## [Task goal]
A verbatim copy of the records is required, with all pictures left out.

---------- Dataset records ----------

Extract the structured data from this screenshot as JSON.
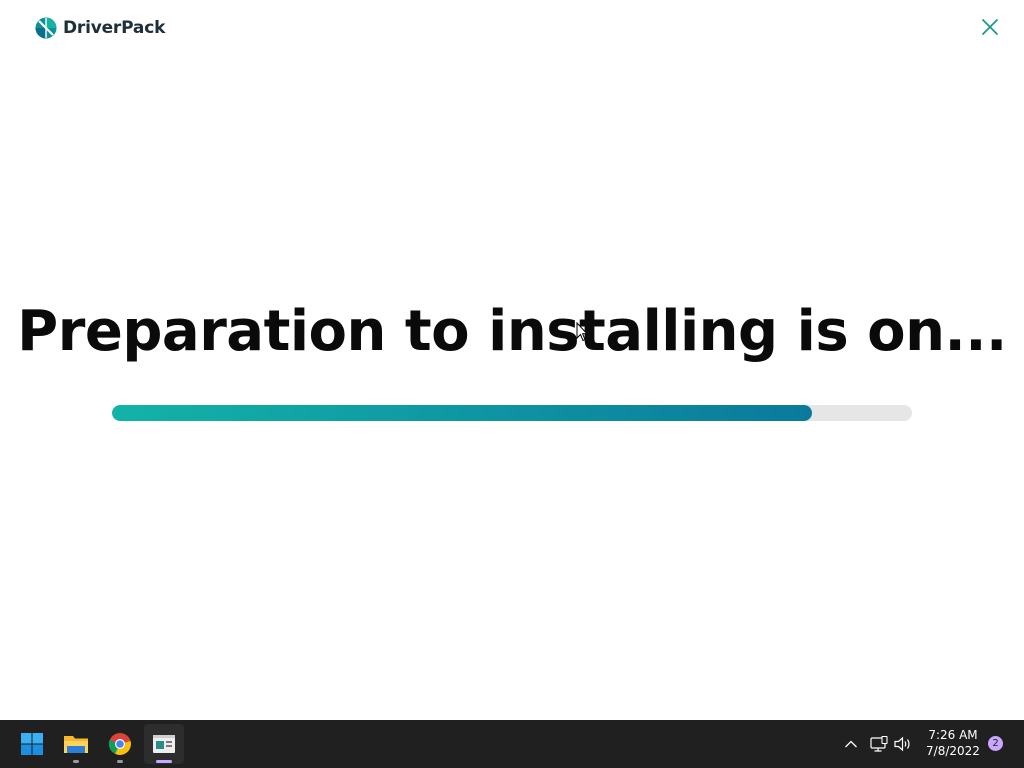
{
  "app": {
    "brand_name": "DriverPack",
    "title": "Preparation to installing is on...",
    "progress": 0.875
  },
  "colors": {
    "accent": "#13b3a6",
    "accent_dark": "#0a7a9c",
    "track": "#e6e6e6",
    "close_icon": "#1a9a8e",
    "taskbar": "#202020"
  },
  "icons": {
    "brand_logo": "driverpack-logo-icon",
    "close": "close-icon",
    "start": "windows-start-icon",
    "explorer": "file-explorer-icon",
    "chrome": "chrome-icon",
    "active_app": "driverpack-app-icon",
    "tray_overflow": "chevron-up-icon",
    "network": "network-icon",
    "volume": "volume-icon"
  },
  "taskbar": {
    "time": "7:26 AM",
    "date": "7/8/2022",
    "notifications": "2"
  }
}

----------

## [Output for this task]
Extract the structured data from this screenshot as JSON.
{
  "app": {
    "brand_name": "DriverPack",
    "title": "Preparation to installing is on...",
    "progress": 0.875
  },
  "colors": {
    "accent": "#13b3a6",
    "accent_dark": "#0a7a9c",
    "track": "#e6e6e6",
    "close_icon": "#1a9a8e",
    "taskbar": "#202020"
  },
  "icons": {
    "brand_logo": "driverpack-logo-icon",
    "close": "close-icon",
    "start": "windows-start-icon",
    "explorer": "file-explorer-icon",
    "chrome": "chrome-icon",
    "active_app": "driverpack-app-icon",
    "tray_overflow": "chevron-up-icon",
    "network": "network-icon",
    "volume": "volume-icon"
  },
  "taskbar": {
    "time": "7:26 AM",
    "date": "7/8/2022",
    "notifications": "2"
  }
}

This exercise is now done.